Return the advice column passage below word for word, in full.

• [Passage given]

-.-.-

My parents looked into the situation and they were told that this guy only wanted me for the money and nothing else. My parents want to force me to break up with my chassan. They told me that they will not attend the wedding, nor contribute monetarily in any way. I am 25 years old and a little bit overweight. A broken engagement will destroy my chances of ever getting married. What should I do?

The Panelists Respond

Baila Sebrow:

My first concern is your statement with regards to how you perceive yourself. A dangerous and strong misconception exists within our frum society that because a girl may weigh a bit more than other girls, she needs to overlook negative qualities within a guy if she wants to get married. Whether or not you are overweight bears no significance to this compromising situation, and you must leave that out of the equation.

Your parents have every right to feel as they do. No one wants to be taken for a ride. In this case, they feel that if you marry this guy not only will they be taken for a ride, but you will be situated in the most vulnerable spot of this vehicle, as the front-seat passenger who sits devoid of a seatbelt.

Based on the details you are describing, not only do I believe that this guy wants to marry you for your parent’s financial status, but I also fear for the future of your emotional contentment and self-esteem. You state that although he was employed while dating you, soon after the engagement was made official, he became the benefactor of disability benefits. You do not mention any visible physical defect in your chassan rendering him disabled. Therefore, I come to the conclusion that his disability might be of a psychological nature.

I urge you to please examine this situation from an objective angle. Forgive me, but it sounds to me that this guy is not only unstable, but a major con-artist.

-.-.-

(Records from a collection)
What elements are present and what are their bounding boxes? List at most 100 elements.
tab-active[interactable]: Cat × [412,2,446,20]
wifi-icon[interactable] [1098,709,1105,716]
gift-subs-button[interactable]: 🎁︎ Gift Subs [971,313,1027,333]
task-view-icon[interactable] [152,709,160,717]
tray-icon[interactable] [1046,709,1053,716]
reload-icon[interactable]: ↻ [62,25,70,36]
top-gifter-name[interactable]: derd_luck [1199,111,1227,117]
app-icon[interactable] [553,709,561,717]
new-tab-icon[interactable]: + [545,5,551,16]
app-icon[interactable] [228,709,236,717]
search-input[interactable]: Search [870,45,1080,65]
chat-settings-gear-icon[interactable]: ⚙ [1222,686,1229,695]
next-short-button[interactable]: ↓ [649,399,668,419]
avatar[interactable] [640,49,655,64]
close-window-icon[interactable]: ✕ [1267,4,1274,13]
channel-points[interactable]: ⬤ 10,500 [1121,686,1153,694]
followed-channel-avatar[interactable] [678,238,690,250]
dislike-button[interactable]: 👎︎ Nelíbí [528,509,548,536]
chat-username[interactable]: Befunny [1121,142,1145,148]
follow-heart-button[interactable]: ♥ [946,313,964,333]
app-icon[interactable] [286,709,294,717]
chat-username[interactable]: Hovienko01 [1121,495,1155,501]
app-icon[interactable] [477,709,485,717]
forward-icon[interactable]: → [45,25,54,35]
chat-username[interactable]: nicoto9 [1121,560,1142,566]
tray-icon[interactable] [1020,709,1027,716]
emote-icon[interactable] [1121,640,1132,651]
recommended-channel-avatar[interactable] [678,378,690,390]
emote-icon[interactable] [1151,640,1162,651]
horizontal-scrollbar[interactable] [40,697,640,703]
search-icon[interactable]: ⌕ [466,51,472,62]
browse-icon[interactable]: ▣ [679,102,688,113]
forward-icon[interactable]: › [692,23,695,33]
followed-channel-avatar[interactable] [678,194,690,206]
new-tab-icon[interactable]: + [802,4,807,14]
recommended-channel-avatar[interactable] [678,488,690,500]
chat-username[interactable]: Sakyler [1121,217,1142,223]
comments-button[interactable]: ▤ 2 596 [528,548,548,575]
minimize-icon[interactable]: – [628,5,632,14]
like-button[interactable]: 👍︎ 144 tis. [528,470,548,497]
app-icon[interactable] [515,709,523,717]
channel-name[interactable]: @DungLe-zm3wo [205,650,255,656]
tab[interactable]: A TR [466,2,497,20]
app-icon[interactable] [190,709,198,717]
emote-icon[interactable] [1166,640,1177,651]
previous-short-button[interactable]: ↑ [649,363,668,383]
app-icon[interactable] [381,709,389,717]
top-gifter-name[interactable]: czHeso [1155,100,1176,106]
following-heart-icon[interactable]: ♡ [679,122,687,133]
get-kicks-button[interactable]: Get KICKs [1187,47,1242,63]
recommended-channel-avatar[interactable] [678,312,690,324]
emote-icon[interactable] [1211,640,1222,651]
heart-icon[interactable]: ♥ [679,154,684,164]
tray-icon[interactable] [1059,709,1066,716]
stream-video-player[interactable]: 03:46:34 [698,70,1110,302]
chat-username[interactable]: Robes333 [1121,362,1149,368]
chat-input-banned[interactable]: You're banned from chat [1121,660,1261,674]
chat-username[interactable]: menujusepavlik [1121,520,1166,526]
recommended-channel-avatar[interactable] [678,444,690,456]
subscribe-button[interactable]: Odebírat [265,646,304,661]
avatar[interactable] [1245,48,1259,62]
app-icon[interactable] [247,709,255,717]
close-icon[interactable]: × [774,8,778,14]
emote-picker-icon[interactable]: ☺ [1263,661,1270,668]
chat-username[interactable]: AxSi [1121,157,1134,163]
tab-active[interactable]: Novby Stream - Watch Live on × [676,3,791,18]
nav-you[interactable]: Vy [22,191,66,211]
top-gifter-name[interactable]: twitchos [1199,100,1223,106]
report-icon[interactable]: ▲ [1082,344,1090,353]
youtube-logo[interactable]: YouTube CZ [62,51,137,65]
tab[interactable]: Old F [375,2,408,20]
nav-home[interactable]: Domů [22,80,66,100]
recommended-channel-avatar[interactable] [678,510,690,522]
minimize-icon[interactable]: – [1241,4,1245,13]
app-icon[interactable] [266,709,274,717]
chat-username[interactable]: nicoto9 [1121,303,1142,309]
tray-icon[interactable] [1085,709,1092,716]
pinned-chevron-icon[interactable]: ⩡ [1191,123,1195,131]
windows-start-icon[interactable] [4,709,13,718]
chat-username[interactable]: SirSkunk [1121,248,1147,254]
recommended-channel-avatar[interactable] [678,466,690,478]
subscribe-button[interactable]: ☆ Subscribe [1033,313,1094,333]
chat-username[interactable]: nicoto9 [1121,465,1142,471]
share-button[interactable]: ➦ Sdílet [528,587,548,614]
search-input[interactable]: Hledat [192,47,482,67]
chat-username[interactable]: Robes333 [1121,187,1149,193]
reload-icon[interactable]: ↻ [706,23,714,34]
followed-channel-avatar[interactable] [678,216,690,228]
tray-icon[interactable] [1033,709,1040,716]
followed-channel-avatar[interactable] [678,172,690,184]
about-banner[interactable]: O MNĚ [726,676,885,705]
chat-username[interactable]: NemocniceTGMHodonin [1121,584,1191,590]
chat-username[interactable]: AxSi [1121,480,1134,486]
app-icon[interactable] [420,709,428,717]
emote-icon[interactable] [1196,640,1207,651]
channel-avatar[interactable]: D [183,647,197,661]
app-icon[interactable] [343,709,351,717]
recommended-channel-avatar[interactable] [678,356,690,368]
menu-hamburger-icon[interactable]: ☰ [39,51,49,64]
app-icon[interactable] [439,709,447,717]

-.-.-

• [Response to this exercise]
My parents looked into the situation and they were told that this guy only wanted me for the money and nothing else. My parents want to force me to break up with my chassan. They told me that they will not attend the wedding, nor contribute monetarily in any way. I am 25 years old and a little bit overweight. A broken engagement will destroy my chances of ever getting married. What should I do?

The Panelists Respond

Baila Sebrow:

My first concern is your statement with regards to how you perceive yourself. A dangerous and strong misconception exists within our frum society that because a girl may weigh a bit more than other girls, she needs to overlook negative qualities within a guy if she wants to get married. Whether or not you are overweight bears no significance to this compromising situation, and you must leave that out of the equation.

Your parents have every right to feel as they do. No one wants to be taken for a ride. In this case, they feel that if you marry this guy not only will they be taken for a ride, but you will be situated in the most vulnerable spot of this vehicle, as the front-seat passenger who sits devoid of a seatbelt.

Based on the details you are describing, not only do I believe that this guy wants to marry you for your parent’s financial status, but I also fear for the future of your emotional contentment and self-esteem. You state that although he was employed while dating you, soon after the engagement was made official, he became the benefactor of disability benefits. You do not mention any visible physical defect in your chassan rendering him disabled. Therefore, I come to the conclusion that his disability might be of a psychological nature.

I urge you to please examine this situation from an objective angle. Forgive me, but it sounds to me that this guy is not only unstable, but a major con-artist.